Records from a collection
_ _ _ _ _

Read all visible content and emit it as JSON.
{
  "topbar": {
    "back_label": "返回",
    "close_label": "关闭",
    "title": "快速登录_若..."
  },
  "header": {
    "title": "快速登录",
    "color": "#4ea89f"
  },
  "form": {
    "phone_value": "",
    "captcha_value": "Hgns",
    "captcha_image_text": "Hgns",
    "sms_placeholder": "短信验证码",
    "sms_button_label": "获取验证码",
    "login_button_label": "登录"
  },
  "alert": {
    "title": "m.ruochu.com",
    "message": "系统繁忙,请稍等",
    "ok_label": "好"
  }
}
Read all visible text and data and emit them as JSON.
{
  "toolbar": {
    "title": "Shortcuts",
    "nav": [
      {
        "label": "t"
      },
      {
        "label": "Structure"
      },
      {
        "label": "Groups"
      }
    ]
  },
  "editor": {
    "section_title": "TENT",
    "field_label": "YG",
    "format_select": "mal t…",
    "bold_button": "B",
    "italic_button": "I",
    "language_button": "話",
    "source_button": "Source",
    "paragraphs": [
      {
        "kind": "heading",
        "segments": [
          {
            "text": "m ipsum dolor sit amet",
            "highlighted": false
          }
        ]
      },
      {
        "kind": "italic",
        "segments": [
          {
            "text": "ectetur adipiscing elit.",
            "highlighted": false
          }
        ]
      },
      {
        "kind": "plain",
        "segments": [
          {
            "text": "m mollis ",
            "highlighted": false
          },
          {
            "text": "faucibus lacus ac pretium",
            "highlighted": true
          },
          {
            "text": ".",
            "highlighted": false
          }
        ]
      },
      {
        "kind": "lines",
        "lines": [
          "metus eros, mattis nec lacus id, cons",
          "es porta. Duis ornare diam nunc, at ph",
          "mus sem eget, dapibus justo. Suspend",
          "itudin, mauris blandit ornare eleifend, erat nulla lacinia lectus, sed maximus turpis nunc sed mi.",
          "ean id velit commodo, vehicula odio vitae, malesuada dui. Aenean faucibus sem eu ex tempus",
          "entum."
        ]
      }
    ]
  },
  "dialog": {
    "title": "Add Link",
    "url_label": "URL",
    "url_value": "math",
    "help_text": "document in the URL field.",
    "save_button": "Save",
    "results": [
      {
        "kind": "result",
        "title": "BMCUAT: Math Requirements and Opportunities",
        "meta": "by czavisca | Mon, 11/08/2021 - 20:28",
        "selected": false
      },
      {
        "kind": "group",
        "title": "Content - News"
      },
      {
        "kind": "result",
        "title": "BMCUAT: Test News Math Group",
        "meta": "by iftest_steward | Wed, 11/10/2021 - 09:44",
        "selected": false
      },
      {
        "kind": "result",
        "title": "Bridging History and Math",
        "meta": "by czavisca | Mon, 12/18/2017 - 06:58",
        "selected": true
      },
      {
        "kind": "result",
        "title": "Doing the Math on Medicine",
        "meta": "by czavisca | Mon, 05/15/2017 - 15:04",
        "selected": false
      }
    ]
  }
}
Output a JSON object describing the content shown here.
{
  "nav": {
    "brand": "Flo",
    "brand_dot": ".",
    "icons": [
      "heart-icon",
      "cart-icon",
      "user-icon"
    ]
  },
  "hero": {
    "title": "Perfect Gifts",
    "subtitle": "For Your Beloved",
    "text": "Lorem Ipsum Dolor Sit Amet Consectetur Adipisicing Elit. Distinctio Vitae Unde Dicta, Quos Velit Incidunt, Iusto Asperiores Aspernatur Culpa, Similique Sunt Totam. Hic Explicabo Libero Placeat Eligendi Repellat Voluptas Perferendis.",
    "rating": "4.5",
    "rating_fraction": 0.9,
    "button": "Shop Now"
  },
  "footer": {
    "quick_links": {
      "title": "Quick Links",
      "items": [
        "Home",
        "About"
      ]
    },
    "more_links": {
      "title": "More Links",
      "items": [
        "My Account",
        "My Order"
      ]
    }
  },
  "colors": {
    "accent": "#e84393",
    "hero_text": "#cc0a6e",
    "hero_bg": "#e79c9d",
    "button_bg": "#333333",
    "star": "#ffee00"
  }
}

_ _ _ _ _

**Given instruction:**
Every line above should be retyped exactly as given.

**Finished exercise:**
Read all visible content and emit it as JSON.
{
  "topbar": {
    "back_label": "返回",
    "close_label": "关闭",
    "title": "快速登录_若..."
  },
  "header": {
    "title": "快速登录",
    "color": "#4ea89f"
  },
  "form": {
    "phone_value": "",
    "captcha_value": "Hgns",
    "captcha_image_text": "Hgns",
    "sms_placeholder": "短信验证码",
    "sms_button_label": "获取验证码",
    "login_button_label": "登录"
  },
  "alert": {
    "title": "m.ruochu.com",
    "message": "系统繁忙,请稍等",
    "ok_label": "好"
  }
}
Read all visible text and data and emit them as JSON.
{
  "toolbar": {
    "title": "Shortcuts",
    "nav": [
      {
        "label": "t"
      },
      {
        "label": "Structure"
      },
      {
        "label": "Groups"
      }
    ]
  },
  "editor": {
    "section_title": "TENT",
    "field_label": "YG",
    "format_select": "mal t…",
    "bold_button": "B",
    "italic_button": "I",
    "language_button": "話",
    "source_button": "Source",
    "paragraphs": [
      {
        "kind": "heading",
        "segments": [
          {
            "text": "m ipsum dolor sit amet",
            "highlighted": false
          }
        ]
      },
      {
        "kind": "italic",
        "segments": [
          {
            "text": "ectetur adipiscing elit.",
            "highlighted": false
          }
        ]
      },
      {
        "kind": "plain",
        "segments": [
          {
            "text": "m mollis ",
            "highlighted": false
          },
          {
            "text": "faucibus lacus ac pretium",
            "highlighted": true
          },
          {
            "text": ".",
            "highlighted": false
          }
        ]
      },
      {
        "kind": "lines",
        "lines": [
          "metus eros, mattis nec lacus id, cons",
          "es porta. Duis ornare diam nunc, at ph",
          "mus sem eget, dapibus justo. Suspend",
          "itudin, mauris blandit ornare eleifend, erat nulla lacinia lectus, sed maximus turpis nunc sed mi.",
          "ean id velit commodo, vehicula odio vitae, malesuada dui. Aenean faucibus sem eu ex tempus",
          "entum."
        ]
      }
    ]
  },
  "dialog": {
    "title": "Add Link",
    "url_label": "URL",
    "url_value": "math",
    "help_text": "document in the URL field.",
    "save_button": "Save",
    "results": [
      {
        "kind": "result",
        "title": "BMCUAT: Math Requirements and Opportunities",
        "meta": "by czavisca | Mon, 11/08/2021 - 20:28",
        "selected": false
      },
      {
        "kind": "group",
        "title": "Content - News"
      },
      {
        "kind": "result",
        "title": "BMCUAT: Test News Math Group",
        "meta": "by iftest_steward | Wed, 11/10/2021 - 09:44",
        "selected": false
      },
      {
        "kind": "result",
        "title": "Bridging History and Math",
        "meta": "by czavisca | Mon, 12/18/2017 - 06:58",
        "selected": true
      },
      {
        "kind": "result",
        "title": "Doing the Math on Medicine",
        "meta": "by czavisca | Mon, 05/15/2017 - 15:04",
        "selected": false
      }
    ]
  }
}
Output a JSON object describing the content shown here.
{
  "nav": {
    "brand": "Flo",
    "brand_dot": ".",
    "icons": [
      "heart-icon",
      "cart-icon",
      "user-icon"
    ]
  },
  "hero": {
    "title": "Perfect Gifts",
    "subtitle": "For Your Beloved",
    "text": "Lorem Ipsum Dolor Sit Amet Consectetur Adipisicing Elit. Distinctio Vitae Unde Dicta, Quos Velit Incidunt, Iusto Asperiores Aspernatur Culpa, Similique Sunt Totam. Hic Explicabo Libero Placeat Eligendi Repellat Voluptas Perferendis.",
    "rating": "4.5",
    "rating_fraction": 0.9,
    "button": "Shop Now"
  },
  "footer": {
    "quick_links": {
      "title": "Quick Links",
      "items": [
        "Home",
        "About"
      ]
    },
    "more_links": {
      "title": "More Links",
      "items": [
        "My Account",
        "My Order"
      ]
    }
  },
  "colors": {
    "accent": "#e84393",
    "hero_text": "#cc0a6e",
    "hero_bg": "#e79c9d",
    "button_bg": "#333333",
    "star": "#ffee00"
  }
}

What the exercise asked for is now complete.